What you need to do: Find each line with the word "вызовов" and say how many there are, nothing else.

Collected data entries:
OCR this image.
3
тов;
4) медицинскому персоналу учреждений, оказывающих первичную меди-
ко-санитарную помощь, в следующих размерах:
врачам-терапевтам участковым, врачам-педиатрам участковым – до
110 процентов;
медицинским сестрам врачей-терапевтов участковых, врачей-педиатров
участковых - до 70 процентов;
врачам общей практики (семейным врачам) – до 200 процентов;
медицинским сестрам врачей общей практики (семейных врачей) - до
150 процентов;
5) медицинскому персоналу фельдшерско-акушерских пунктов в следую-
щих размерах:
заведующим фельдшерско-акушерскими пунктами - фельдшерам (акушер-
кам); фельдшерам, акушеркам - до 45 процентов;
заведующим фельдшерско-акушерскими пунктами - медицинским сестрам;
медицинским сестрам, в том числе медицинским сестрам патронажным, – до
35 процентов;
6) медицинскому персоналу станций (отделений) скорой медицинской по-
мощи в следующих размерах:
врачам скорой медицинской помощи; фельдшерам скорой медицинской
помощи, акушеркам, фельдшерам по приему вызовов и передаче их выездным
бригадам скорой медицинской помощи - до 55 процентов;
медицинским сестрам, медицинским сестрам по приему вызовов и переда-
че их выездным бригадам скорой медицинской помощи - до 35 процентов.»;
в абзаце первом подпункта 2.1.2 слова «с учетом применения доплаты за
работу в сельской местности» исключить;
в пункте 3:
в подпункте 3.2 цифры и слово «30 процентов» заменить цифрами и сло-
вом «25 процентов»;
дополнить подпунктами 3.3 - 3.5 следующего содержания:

Task answer: 2